[Annotated element listings]
----------------------------------------

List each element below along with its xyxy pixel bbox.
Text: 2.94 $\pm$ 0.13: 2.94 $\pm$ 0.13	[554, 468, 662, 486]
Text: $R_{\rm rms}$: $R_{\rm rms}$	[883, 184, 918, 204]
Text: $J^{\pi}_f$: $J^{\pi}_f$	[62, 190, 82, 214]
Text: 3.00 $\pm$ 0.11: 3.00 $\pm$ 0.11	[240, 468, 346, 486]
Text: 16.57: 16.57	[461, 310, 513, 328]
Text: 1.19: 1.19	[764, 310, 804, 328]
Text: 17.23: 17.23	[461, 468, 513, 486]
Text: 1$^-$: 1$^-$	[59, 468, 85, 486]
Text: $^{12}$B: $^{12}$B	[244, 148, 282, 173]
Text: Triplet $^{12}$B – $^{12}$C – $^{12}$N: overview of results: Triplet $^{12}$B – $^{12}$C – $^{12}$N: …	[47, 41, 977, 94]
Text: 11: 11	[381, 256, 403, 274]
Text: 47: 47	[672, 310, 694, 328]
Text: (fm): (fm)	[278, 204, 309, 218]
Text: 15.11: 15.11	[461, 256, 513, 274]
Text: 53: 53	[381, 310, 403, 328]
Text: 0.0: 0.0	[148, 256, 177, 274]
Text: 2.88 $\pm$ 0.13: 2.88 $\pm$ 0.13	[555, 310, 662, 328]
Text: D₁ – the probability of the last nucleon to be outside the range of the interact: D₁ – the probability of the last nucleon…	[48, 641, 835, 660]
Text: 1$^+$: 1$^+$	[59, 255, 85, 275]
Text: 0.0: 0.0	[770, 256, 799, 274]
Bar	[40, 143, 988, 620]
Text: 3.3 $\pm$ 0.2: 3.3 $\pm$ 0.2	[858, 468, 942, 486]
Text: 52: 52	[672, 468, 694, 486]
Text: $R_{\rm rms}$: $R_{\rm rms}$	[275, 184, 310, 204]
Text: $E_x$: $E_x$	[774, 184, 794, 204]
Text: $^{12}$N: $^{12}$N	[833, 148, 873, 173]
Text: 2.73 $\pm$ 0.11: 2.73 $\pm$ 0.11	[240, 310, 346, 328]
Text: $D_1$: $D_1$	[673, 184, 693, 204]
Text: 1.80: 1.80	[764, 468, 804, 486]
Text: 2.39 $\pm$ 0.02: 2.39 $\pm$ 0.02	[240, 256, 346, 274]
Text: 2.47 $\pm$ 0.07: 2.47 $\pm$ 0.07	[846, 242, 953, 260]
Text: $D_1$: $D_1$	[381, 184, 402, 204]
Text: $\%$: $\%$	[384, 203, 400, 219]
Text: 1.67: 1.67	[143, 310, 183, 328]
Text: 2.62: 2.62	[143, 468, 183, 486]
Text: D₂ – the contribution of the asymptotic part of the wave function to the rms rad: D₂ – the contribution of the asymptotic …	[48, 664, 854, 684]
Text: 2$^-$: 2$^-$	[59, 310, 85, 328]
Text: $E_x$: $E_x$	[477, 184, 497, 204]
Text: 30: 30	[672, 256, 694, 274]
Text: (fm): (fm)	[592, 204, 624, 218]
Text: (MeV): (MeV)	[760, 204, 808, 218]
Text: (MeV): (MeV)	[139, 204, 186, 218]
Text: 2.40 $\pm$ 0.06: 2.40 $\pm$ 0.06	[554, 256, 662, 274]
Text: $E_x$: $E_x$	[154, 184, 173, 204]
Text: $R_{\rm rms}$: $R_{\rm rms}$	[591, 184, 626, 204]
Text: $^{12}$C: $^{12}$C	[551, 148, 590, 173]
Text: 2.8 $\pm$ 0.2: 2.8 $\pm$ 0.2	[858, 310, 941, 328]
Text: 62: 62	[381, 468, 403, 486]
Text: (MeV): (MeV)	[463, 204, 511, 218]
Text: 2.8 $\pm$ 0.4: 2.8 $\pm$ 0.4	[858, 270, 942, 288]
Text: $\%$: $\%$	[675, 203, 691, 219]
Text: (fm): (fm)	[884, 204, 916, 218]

----------------------------------------

(Aim):
Copy the records word for word, covering the stretch from their beginning through the line containing "184, 693, 204]".

(Solution for this exercise):
List each element below along with its xyxy pixel bbox.
Text: 2.94 $\pm$ 0.13: 2.94 $\pm$ 0.13	[554, 468, 662, 486]
Text: $R_{\rm rms}$: $R_{\rm rms}$	[883, 184, 918, 204]
Text: $J^{\pi}_f$: $J^{\pi}_f$	[62, 190, 82, 214]
Text: 3.00 $\pm$ 0.11: 3.00 $\pm$ 0.11	[240, 468, 346, 486]
Text: 16.57: 16.57	[461, 310, 513, 328]
Text: 1.19: 1.19	[764, 310, 804, 328]
Text: 17.23: 17.23	[461, 468, 513, 486]
Text: 1$^-$: 1$^-$	[59, 468, 85, 486]
Text: $^{12}$B: $^{12}$B	[244, 148, 282, 173]
Text: Triplet $^{12}$B – $^{12}$C – $^{12}$N: overview of results: Triplet $^{12}$B – $^{12}$C – $^{12}$N: …	[47, 41, 977, 94]
Text: 11: 11	[381, 256, 403, 274]
Text: 47: 47	[672, 310, 694, 328]
Text: (fm): (fm)	[278, 204, 309, 218]
Text: 15.11: 15.11	[461, 256, 513, 274]
Text: 53: 53	[381, 310, 403, 328]
Text: 0.0: 0.0	[148, 256, 177, 274]
Text: 2.88 $\pm$ 0.13: 2.88 $\pm$ 0.13	[555, 310, 662, 328]
Text: D₁ – the probability of the last nucleon to be outside the range of the interact: D₁ – the probability of the last nucleon…	[48, 641, 835, 660]
Text: 1$^+$: 1$^+$	[59, 255, 85, 275]
Text: 0.0: 0.0	[770, 256, 799, 274]
Bar	[40, 143, 988, 620]
Text: 3.3 $\pm$ 0.2: 3.3 $\pm$ 0.2	[858, 468, 942, 486]
Text: 52: 52	[672, 468, 694, 486]
Text: $R_{\rm rms}$: $R_{\rm rms}$	[275, 184, 310, 204]
Text: $E_x$: $E_x$	[774, 184, 794, 204]
Text: $^{12}$N: $^{12}$N	[833, 148, 873, 173]
Text: 2.73 $\pm$ 0.11: 2.73 $\pm$ 0.11	[240, 310, 346, 328]
Text: $D_1$: $D_1$	[673, 184, 693, 204]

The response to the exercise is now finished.